Task requirements
Do not include the pictures; repeat the rest of the data exactly.

Chart and figure data:
+++
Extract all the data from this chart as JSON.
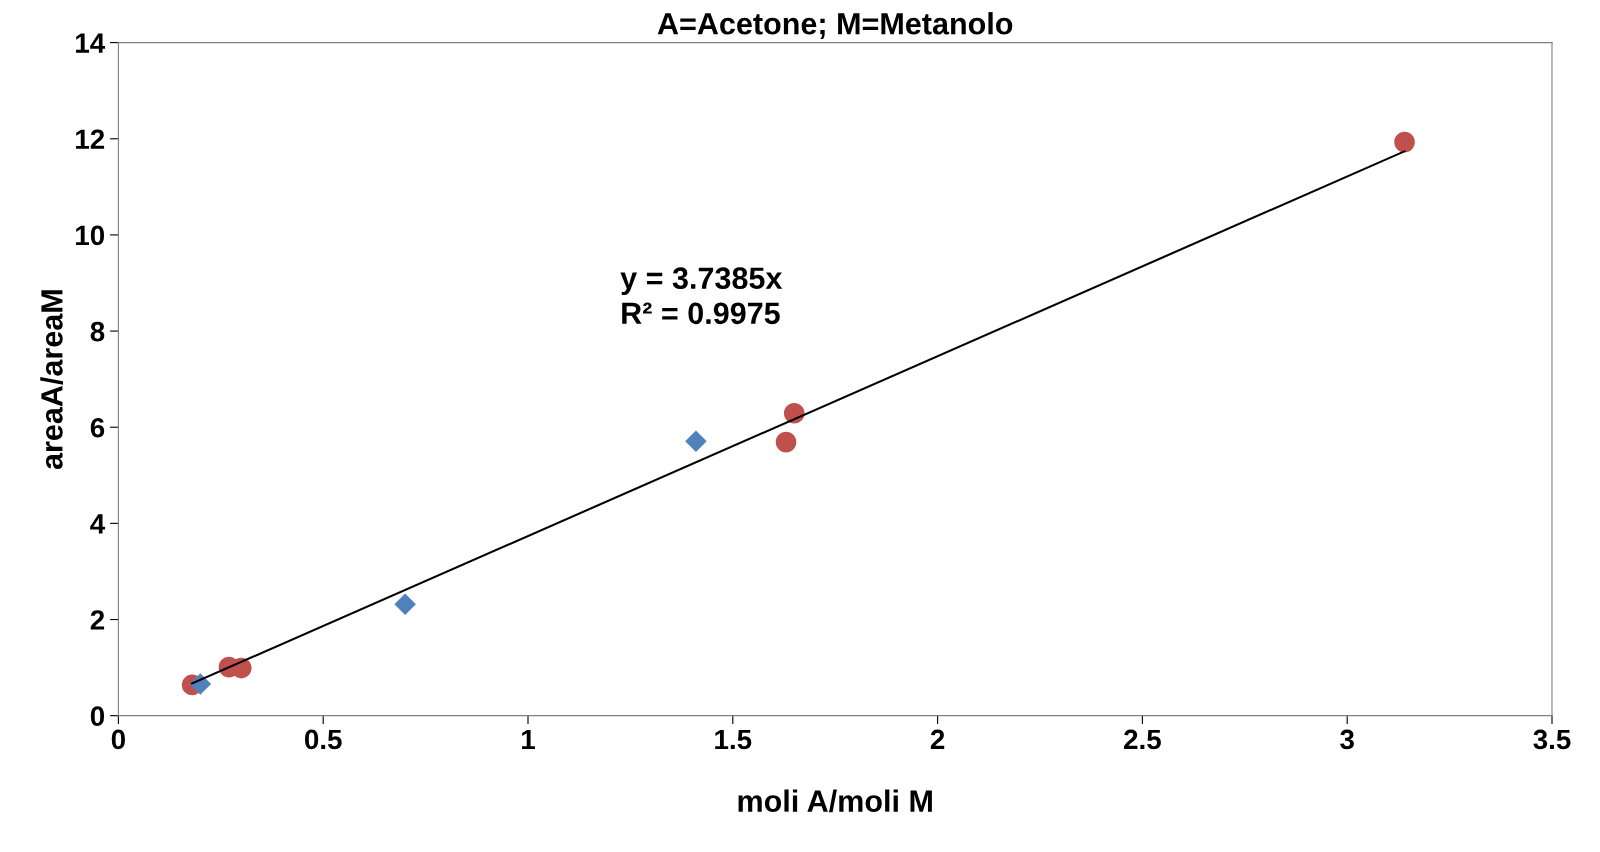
{
  "chart_data": {
    "type": "scatter",
    "title": "A=Acetone; M=Metanolo",
    "xlabel": "moli A/moli M",
    "ylabel": "areaA/areaM",
    "series": [
      {
        "color": "#c0504d",
        "marker": "circle",
        "x": [
          0.18,
          0.27,
          0.3,
          1.65,
          1.63,
          3.14
        ],
        "values": [
          0.64,
          1.01,
          0.99,
          6.29,
          5.69,
          11.93
        ]
      },
      {
        "color": "#4f81bd",
        "marker": "diamond",
        "x": [
          0.2,
          0.7,
          1.41
        ],
        "values": [
          0.66,
          2.32,
          5.71
        ]
      },
      {
        "type": "line",
        "color": "#000000",
        "x": [
          0.18,
          3.14
        ],
        "values": [
          0.67,
          11.74
        ]
      }
    ],
    "annotations": [
      "y = 3.7385x\nR² = 0.9975"
    ],
    "xlim": [
      0,
      3.5
    ],
    "xticks": [
      0,
      0.5,
      1,
      1.5,
      2,
      2.5,
      3,
      3.5
    ],
    "ylim": [
      0,
      14
    ],
    "yticks": [
      0,
      2,
      4,
      6,
      8,
      10,
      12,
      14
    ],
    "grid": false,
    "legend": false
  }
}
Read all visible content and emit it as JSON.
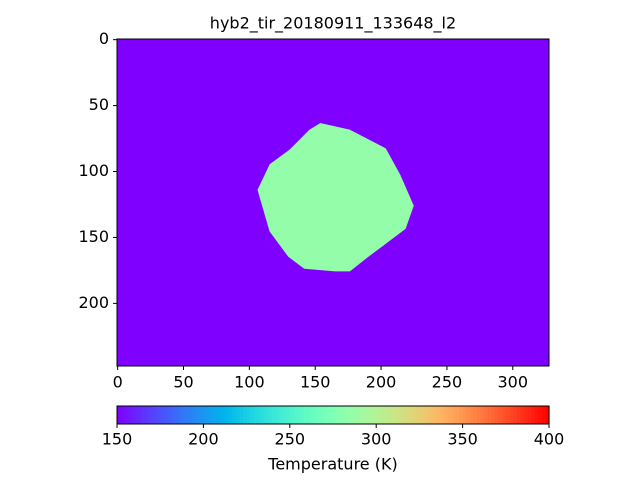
{
  "chart_data": {
    "type": "heatmap",
    "title": "hyb2_tir_20180911_133648_l2",
    "xlim": [
      -0.5,
      327.5
    ],
    "ylim": [
      247.5,
      -0.5
    ],
    "xticks": [
      0,
      50,
      100,
      150,
      200,
      250,
      300
    ],
    "yticks": [
      0,
      50,
      100,
      150,
      200
    ],
    "cmap": "rainbow",
    "regions": [
      {
        "value": 150
      },
      {
        "value": 285,
        "outline": [
          [
            154,
            64
          ],
          [
            176,
            69
          ],
          [
            203,
            83
          ],
          [
            214,
            103
          ],
          [
            224,
            126
          ],
          [
            218,
            143
          ],
          [
            190,
            164
          ],
          [
            176,
            175
          ],
          [
            165,
            175
          ],
          [
            142,
            173
          ],
          [
            130,
            164
          ],
          [
            116,
            145
          ],
          [
            107,
            114
          ],
          [
            116,
            95
          ],
          [
            131,
            84
          ],
          [
            146,
            69
          ]
        ]
      }
    ],
    "colorbar": {
      "label": "Temperature (K)",
      "lim": [
        150,
        400
      ],
      "ticks": [
        150,
        200,
        250,
        300,
        350,
        400
      ]
    }
  }
}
+++
Written response
Extract all the data from this chart as JSON.
{
  "chart_data": {
    "type": "scatter",
    "title": "A=Acetone; M=Metanolo",
    "xlabel": "moli A/moli M",
    "ylabel": "areaA/areaM",
    "series": [
      {
        "color": "#c0504d",
        "marker": "circle",
        "x": [
          0.18,
          0.27,
          0.3,
          1.65,
          1.63,
          3.14
        ],
        "values": [
          0.64,
          1.01,
          0.99,
          6.29,
          5.69,
          11.93
        ]
      },
      {
        "color": "#4f81bd",
        "marker": "diamond",
        "x": [
          0.2,
          0.7,
          1.41
        ],
        "values": [
          0.66,
          2.32,
          5.71
        ]
      },
      {
        "type": "line",
        "color": "#000000",
        "x": [
          0.18,
          3.14
        ],
        "values": [
          0.67,
          11.74
        ]
      }
    ],
    "annotations": [
      "y = 3.7385x\nR² = 0.9975"
    ],
    "xlim": [
      0,
      3.5
    ],
    "xticks": [
      0,
      0.5,
      1,
      1.5,
      2,
      2.5,
      3,
      3.5
    ],
    "ylim": [
      0,
      14
    ],
    "yticks": [
      0,
      2,
      4,
      6,
      8,
      10,
      12,
      14
    ],
    "grid": false,
    "legend": false
  }
}
Read all visible content and emit it as JSON.
{
  "chart_data": {
    "type": "heatmap",
    "title": "hyb2_tir_20180911_133648_l2",
    "xlim": [
      -0.5,
      327.5
    ],
    "ylim": [
      247.5,
      -0.5
    ],
    "xticks": [
      0,
      50,
      100,
      150,
      200,
      250,
      300
    ],
    "yticks": [
      0,
      50,
      100,
      150,
      200
    ],
    "cmap": "rainbow",
    "regions": [
      {
        "value": 150
      },
      {
        "value": 285,
        "outline": [
          [
            154,
            64
          ],
          [
            176,
            69
          ],
          [
            203,
            83
          ],
          [
            214,
            103
          ],
          [
            224,
            126
          ],
          [
            218,
            143
          ],
          [
            190,
            164
          ],
          [
            176,
            175
          ],
          [
            165,
            175
          ],
          [
            142,
            173
          ],
          [
            130,
            164
          ],
          [
            116,
            145
          ],
          [
            107,
            114
          ],
          [
            116,
            95
          ],
          [
            131,
            84
          ],
          [
            146,
            69
          ]
        ]
      }
    ],
    "colorbar": {
      "label": "Temperature (K)",
      "lim": [
        150,
        400
      ],
      "ticks": [
        150,
        200,
        250,
        300,
        350,
        400
      ]
    }
  }
}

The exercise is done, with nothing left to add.